Filter the entries below, keeping every line that has the word "right".

───

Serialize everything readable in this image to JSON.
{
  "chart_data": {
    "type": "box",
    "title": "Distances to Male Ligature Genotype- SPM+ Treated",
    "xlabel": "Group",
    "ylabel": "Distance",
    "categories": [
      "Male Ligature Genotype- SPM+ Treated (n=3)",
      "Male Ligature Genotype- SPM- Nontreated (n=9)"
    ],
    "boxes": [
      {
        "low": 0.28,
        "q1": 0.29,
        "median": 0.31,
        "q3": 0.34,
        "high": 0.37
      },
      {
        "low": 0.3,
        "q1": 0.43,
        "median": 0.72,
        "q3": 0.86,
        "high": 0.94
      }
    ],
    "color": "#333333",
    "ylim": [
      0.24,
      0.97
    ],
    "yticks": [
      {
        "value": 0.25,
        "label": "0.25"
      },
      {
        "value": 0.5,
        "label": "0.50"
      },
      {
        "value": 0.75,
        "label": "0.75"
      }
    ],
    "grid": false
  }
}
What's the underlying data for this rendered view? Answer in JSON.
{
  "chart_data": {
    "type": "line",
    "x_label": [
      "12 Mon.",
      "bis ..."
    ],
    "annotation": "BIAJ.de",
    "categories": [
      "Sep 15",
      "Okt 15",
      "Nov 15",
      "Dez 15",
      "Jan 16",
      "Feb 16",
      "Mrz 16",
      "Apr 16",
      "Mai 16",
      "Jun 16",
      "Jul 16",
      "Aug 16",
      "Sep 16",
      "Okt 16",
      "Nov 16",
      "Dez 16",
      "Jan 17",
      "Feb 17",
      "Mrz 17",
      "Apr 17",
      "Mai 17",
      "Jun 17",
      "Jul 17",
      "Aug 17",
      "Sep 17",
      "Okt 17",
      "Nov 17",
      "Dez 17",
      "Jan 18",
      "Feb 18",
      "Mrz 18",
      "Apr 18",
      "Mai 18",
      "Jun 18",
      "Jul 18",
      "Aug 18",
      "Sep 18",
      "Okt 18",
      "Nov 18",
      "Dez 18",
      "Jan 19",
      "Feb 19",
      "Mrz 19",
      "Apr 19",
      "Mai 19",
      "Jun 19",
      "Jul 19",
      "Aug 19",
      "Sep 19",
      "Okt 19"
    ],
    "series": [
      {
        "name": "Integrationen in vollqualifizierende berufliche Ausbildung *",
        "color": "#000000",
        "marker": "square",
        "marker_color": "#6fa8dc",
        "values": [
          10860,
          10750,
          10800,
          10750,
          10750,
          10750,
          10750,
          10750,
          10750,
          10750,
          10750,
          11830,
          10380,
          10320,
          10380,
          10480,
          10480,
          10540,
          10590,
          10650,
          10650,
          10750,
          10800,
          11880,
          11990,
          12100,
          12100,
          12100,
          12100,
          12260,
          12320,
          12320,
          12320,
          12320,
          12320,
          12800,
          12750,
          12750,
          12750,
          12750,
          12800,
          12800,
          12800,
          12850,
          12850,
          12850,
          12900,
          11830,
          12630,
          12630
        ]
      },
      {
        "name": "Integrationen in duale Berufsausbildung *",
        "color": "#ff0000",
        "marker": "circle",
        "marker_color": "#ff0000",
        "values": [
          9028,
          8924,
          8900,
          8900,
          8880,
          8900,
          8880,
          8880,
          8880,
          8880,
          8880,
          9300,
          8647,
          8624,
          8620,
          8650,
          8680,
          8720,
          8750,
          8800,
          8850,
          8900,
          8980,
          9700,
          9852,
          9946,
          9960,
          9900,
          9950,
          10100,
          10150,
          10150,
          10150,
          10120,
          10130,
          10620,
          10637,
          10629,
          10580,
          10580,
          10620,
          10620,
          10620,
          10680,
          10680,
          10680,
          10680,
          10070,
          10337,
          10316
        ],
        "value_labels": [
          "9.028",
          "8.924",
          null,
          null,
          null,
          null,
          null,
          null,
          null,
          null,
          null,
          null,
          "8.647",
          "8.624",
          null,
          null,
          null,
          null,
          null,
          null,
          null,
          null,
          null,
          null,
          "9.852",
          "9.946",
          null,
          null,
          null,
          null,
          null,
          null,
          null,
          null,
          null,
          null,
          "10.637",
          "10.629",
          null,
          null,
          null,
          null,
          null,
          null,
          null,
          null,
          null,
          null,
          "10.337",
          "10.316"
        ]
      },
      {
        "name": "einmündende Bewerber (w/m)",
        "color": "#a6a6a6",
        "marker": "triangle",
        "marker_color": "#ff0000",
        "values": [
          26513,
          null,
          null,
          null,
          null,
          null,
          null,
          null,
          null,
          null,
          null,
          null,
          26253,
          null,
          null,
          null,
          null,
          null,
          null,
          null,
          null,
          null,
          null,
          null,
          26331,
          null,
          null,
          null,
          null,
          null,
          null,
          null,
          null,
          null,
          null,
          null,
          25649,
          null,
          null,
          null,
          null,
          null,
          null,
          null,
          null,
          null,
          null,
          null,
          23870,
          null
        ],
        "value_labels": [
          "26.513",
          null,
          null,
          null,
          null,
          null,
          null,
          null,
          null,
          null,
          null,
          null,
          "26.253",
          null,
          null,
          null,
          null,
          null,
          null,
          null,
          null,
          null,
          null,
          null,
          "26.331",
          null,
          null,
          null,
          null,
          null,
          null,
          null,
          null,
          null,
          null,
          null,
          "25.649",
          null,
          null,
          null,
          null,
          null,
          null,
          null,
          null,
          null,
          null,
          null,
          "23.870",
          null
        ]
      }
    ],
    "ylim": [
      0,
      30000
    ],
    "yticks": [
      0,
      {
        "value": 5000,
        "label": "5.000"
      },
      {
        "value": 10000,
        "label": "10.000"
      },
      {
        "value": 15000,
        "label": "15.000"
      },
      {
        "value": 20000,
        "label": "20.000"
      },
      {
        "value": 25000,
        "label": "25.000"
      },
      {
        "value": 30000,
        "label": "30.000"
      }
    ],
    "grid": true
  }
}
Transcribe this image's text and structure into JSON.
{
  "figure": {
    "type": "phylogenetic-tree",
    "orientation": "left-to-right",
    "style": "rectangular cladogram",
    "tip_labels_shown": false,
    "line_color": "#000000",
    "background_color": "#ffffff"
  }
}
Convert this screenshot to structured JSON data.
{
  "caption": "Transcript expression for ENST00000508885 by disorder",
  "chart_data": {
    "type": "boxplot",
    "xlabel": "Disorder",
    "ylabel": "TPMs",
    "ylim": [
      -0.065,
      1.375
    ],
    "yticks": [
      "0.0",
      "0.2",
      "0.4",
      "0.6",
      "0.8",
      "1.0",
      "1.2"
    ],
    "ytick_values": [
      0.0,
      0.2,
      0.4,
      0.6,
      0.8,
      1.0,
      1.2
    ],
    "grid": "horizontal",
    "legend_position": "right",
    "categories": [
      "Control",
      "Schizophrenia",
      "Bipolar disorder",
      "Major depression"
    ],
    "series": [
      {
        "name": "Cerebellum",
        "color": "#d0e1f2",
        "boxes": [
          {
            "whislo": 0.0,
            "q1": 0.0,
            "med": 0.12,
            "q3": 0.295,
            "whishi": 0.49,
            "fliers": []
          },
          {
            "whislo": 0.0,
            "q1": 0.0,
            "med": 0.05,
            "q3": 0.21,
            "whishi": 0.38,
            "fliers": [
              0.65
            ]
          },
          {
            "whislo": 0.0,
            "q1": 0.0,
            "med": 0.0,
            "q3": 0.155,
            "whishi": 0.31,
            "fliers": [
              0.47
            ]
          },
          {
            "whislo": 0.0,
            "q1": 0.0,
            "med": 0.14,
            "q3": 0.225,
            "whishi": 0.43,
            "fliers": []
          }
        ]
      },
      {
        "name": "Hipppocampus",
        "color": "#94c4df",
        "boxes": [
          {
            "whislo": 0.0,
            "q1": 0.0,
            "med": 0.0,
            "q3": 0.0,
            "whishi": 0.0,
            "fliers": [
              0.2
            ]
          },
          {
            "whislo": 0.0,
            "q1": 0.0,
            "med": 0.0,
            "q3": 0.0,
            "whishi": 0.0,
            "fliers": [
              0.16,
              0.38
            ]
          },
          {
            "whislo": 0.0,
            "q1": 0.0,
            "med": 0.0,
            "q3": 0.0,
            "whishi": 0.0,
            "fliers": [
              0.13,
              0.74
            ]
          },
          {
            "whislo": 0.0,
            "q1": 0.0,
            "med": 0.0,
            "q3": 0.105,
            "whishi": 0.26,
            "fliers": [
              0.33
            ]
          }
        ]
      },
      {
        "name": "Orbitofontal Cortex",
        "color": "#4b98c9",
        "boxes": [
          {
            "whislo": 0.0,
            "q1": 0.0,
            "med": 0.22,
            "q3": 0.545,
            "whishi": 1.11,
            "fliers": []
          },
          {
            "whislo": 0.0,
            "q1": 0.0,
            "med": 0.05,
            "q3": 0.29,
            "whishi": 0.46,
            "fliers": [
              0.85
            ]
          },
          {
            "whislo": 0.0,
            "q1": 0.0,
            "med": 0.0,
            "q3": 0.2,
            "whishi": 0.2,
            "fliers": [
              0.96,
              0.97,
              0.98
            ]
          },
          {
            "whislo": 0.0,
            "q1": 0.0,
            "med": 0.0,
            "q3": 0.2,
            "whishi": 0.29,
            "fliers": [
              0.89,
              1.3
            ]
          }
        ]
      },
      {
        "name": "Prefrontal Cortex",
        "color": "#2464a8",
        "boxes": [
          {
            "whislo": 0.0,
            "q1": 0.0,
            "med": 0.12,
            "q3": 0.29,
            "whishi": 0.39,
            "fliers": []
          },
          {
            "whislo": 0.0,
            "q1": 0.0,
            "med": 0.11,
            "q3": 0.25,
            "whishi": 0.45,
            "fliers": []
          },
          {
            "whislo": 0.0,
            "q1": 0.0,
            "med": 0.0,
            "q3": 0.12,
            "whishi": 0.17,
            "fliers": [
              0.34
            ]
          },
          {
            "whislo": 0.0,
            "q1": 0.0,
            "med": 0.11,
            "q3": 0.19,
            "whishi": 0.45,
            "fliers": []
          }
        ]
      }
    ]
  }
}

───

FINISHED EXERCISE:
    "orientation": "left-to-right",
    "legend_position": "right",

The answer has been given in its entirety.